Gather all lines containing the string "seconds" and copy them out.

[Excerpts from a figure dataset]
* START *

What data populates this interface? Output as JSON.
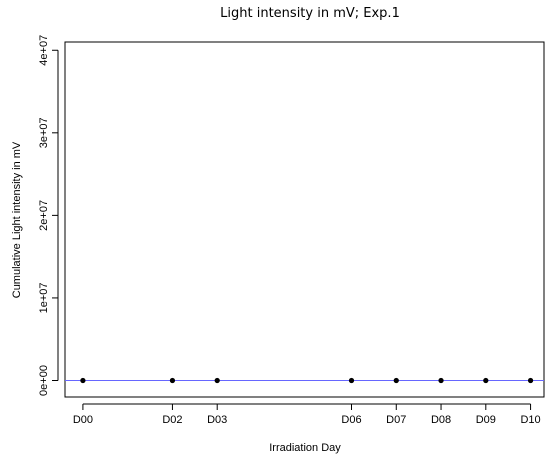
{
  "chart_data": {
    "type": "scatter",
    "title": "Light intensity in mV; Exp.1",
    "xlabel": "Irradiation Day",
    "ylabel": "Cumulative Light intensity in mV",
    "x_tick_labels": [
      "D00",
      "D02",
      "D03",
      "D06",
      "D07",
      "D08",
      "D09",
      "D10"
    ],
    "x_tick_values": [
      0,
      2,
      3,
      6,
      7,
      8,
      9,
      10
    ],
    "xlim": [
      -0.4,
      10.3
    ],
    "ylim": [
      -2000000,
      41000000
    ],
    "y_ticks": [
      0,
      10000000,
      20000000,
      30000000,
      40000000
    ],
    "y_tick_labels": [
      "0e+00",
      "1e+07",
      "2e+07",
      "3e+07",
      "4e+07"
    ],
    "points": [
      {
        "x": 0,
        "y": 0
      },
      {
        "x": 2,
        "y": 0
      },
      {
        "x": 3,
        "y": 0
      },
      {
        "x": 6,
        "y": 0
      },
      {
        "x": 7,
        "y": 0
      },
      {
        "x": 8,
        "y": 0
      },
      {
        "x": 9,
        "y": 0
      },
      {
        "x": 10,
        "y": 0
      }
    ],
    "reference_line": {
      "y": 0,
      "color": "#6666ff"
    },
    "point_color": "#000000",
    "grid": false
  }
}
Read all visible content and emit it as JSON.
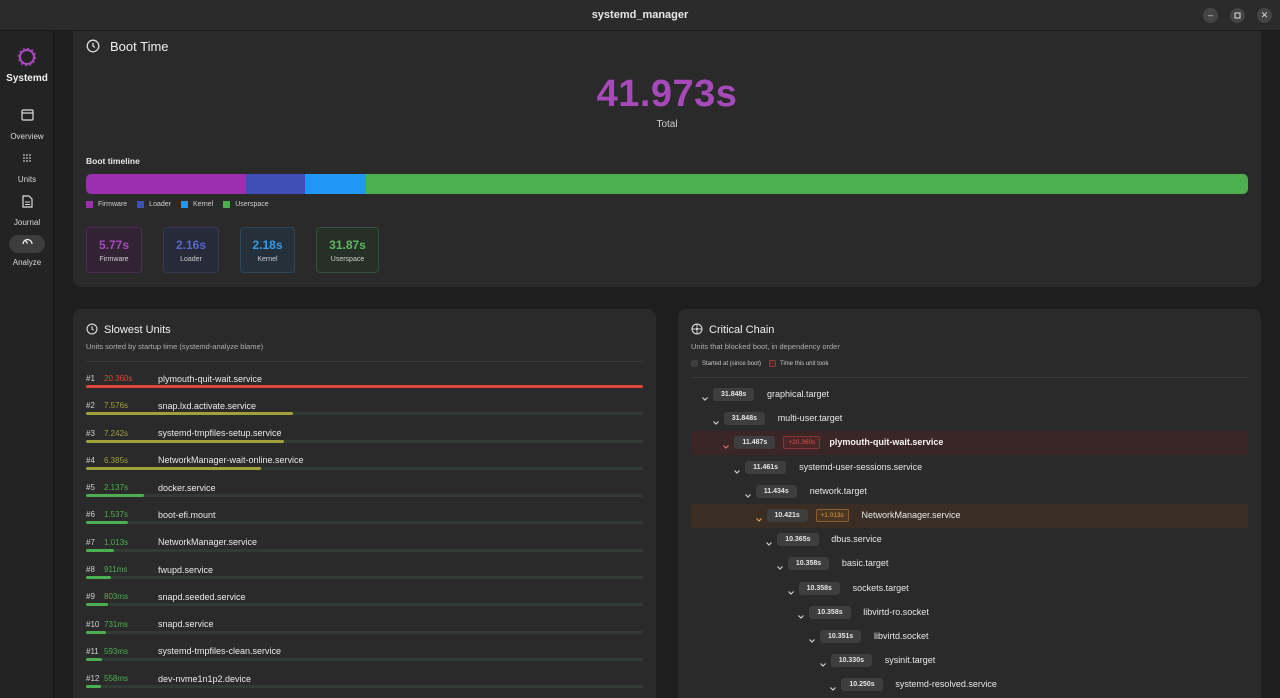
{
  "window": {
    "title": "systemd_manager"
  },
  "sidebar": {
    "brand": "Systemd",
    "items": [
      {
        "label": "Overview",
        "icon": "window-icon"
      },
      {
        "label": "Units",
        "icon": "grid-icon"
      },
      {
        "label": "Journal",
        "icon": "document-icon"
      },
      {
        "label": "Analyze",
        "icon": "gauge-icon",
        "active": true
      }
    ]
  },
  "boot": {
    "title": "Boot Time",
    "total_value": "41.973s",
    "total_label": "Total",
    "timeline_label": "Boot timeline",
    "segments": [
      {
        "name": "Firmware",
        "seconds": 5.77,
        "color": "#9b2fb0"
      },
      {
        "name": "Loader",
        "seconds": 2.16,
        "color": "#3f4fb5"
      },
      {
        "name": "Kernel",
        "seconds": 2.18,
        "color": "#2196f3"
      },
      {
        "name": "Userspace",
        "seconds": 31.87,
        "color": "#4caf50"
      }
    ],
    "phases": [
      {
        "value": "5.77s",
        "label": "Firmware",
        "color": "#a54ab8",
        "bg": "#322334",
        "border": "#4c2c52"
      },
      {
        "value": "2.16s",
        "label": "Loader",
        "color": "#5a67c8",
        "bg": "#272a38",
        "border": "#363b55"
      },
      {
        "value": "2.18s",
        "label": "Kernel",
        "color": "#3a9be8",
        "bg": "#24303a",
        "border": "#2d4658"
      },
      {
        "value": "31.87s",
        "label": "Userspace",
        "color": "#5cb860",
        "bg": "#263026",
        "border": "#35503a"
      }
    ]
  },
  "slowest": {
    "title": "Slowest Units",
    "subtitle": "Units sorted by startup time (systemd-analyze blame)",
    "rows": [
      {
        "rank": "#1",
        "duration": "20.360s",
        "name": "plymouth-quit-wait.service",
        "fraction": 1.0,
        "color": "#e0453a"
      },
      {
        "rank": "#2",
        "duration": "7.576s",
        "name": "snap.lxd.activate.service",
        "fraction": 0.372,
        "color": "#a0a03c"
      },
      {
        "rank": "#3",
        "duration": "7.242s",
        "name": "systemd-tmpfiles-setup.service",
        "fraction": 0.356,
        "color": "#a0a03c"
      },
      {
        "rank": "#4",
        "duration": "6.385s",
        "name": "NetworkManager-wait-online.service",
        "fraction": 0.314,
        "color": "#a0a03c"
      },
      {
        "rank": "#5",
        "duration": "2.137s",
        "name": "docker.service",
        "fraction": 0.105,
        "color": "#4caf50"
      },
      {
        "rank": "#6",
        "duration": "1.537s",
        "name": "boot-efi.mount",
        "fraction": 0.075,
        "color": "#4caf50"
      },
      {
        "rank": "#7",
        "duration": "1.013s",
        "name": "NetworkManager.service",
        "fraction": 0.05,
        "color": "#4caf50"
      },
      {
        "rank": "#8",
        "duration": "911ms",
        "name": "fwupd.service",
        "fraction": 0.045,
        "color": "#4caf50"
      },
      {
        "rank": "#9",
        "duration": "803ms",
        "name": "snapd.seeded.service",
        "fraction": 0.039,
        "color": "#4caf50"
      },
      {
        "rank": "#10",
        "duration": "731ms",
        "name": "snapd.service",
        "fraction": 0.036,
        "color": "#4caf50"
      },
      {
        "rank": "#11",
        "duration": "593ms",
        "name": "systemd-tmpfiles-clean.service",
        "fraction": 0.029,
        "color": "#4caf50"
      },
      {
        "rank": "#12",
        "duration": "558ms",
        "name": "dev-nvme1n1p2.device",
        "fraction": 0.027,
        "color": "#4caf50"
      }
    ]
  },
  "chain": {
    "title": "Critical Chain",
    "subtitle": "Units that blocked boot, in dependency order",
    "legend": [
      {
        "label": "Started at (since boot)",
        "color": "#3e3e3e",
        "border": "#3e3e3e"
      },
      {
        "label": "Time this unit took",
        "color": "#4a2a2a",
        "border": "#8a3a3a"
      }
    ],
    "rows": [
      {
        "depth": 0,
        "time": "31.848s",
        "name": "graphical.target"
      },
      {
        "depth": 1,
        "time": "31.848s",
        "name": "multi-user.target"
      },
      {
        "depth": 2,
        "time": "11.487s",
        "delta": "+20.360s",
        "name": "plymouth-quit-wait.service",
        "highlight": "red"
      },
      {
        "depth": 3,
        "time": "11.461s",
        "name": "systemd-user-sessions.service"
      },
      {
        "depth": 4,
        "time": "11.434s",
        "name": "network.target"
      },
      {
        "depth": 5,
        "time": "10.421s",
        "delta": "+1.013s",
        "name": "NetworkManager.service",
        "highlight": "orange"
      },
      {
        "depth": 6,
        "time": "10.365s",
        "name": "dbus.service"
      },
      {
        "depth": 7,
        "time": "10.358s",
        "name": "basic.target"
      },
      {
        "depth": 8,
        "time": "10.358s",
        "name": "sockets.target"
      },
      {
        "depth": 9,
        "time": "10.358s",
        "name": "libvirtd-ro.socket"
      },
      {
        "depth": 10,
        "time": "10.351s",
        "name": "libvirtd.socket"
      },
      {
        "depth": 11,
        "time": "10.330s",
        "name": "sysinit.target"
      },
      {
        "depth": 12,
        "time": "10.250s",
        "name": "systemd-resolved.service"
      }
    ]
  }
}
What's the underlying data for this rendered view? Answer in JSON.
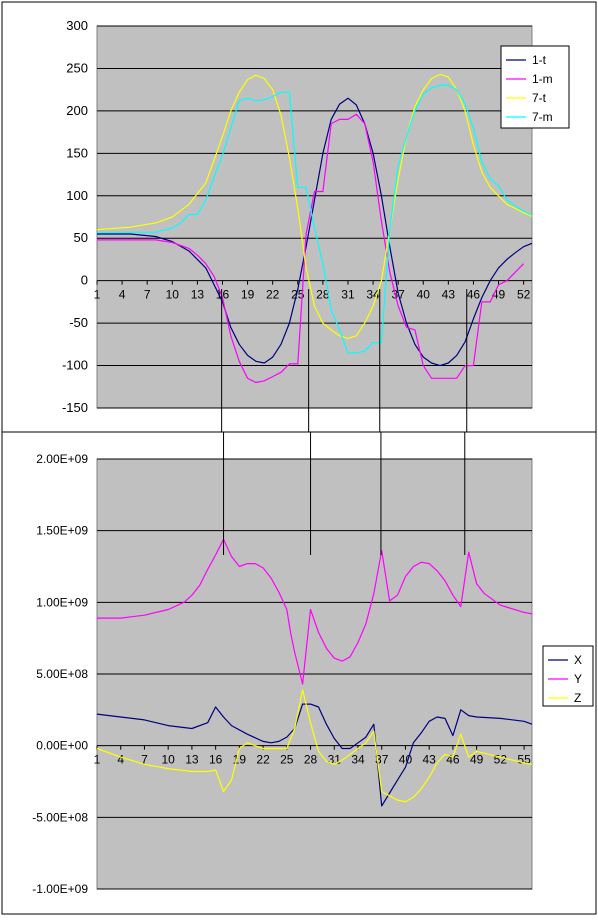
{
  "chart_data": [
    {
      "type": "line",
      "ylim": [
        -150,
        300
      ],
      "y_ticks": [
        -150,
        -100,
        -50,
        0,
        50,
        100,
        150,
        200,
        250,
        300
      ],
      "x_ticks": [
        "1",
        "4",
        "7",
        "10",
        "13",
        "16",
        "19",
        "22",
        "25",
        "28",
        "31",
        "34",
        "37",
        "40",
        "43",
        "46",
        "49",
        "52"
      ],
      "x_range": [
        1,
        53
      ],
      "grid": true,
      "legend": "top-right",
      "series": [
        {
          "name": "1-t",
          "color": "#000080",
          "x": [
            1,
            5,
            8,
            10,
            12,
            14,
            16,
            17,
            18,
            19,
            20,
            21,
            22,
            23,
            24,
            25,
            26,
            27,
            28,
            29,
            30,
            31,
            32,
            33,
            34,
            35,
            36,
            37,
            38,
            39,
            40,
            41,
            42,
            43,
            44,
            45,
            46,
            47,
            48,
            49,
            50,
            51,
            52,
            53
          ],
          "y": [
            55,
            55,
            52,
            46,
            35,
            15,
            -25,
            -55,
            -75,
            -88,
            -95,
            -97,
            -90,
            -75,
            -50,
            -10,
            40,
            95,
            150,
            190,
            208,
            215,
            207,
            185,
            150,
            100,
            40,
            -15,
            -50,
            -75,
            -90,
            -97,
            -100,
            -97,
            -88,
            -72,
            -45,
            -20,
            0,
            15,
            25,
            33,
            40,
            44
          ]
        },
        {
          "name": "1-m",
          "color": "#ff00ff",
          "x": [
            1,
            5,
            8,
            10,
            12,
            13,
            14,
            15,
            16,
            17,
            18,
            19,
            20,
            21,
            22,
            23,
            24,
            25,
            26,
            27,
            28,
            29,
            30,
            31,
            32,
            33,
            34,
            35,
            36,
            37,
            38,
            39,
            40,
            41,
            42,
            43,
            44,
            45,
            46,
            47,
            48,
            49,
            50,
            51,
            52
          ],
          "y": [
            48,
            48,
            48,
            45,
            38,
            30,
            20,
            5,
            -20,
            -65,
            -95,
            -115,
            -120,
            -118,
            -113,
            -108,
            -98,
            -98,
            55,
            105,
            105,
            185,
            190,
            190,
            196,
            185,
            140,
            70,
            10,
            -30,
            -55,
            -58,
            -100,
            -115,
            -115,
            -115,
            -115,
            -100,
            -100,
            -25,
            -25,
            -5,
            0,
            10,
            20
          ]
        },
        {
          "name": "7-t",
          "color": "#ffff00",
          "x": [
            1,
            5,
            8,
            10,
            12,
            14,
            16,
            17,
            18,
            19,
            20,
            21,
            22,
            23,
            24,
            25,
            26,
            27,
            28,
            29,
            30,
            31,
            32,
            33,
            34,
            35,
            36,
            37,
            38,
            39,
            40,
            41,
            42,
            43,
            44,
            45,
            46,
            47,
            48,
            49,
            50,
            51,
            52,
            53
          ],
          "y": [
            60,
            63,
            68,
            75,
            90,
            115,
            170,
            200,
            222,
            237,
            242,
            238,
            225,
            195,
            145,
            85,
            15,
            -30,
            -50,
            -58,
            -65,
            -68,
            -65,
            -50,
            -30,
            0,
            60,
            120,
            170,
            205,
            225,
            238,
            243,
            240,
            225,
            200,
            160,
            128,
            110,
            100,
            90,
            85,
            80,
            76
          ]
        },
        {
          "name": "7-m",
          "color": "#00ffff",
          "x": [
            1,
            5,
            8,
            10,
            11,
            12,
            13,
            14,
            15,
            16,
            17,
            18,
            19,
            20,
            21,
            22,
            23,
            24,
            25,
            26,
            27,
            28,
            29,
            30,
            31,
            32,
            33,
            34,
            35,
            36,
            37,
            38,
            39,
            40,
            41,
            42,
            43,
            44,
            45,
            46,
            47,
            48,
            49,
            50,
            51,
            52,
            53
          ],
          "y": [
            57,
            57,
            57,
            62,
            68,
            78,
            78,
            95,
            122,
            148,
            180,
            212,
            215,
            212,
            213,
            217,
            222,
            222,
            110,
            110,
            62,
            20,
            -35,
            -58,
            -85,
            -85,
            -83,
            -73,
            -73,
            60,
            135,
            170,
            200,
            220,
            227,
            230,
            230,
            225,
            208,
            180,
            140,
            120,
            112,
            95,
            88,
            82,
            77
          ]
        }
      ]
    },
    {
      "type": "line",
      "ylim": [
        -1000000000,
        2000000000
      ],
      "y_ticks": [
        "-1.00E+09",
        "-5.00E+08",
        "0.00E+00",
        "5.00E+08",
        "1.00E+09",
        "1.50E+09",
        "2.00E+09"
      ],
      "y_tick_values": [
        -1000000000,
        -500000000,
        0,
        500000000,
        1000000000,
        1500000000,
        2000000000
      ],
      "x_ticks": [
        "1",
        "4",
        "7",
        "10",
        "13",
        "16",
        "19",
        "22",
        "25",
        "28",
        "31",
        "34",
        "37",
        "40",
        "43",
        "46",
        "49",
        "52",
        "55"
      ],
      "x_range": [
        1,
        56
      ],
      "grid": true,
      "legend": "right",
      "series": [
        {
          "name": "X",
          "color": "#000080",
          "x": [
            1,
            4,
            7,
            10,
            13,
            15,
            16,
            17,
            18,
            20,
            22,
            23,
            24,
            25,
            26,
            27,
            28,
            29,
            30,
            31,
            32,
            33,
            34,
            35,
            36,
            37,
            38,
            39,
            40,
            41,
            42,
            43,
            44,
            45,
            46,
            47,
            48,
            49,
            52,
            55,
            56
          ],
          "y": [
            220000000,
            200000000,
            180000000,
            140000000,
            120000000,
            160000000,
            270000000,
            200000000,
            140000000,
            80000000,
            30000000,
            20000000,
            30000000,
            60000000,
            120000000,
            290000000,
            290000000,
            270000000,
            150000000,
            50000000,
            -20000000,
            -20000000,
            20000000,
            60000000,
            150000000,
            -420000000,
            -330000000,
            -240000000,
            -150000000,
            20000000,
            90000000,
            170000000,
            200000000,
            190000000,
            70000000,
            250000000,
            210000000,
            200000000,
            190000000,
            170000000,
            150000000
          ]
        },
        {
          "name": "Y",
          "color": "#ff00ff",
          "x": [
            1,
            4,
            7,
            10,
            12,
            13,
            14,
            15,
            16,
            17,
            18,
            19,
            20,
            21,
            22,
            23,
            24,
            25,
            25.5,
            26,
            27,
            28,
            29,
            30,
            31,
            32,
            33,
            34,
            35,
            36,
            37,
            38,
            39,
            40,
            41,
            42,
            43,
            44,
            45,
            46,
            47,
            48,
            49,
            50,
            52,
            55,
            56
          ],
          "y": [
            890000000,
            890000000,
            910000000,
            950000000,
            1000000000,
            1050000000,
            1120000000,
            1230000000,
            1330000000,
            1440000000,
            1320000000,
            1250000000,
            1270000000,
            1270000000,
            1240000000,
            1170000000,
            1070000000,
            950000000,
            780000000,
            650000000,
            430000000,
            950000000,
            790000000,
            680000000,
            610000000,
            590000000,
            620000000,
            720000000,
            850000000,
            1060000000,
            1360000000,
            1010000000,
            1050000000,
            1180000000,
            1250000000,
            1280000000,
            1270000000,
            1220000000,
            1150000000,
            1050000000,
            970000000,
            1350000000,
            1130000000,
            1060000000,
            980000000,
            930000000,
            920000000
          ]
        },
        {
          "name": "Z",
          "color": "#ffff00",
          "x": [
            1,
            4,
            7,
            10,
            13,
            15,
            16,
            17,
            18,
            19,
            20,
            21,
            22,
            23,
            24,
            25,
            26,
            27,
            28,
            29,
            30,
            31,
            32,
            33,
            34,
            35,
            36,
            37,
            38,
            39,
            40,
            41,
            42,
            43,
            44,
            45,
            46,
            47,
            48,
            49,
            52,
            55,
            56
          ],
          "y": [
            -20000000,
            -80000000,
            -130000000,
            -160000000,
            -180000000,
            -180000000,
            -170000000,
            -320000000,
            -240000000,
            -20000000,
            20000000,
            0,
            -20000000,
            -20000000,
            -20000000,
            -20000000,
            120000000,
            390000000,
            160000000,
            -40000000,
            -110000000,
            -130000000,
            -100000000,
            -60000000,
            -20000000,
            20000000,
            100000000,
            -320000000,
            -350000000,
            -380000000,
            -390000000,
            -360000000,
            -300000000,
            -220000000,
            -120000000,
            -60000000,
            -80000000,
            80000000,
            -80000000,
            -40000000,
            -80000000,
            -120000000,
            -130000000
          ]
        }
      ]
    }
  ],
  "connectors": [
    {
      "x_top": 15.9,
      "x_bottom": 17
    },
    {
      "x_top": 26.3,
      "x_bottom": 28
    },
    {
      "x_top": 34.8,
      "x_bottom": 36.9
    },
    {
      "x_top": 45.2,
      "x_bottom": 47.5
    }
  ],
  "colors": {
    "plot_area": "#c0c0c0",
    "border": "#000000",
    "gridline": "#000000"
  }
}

* END *

> [EXERCISE SOLUTION]
        "seconds": 5.77,
        "seconds": 2.16,
        "seconds": 2.18,
        "seconds": 31.87,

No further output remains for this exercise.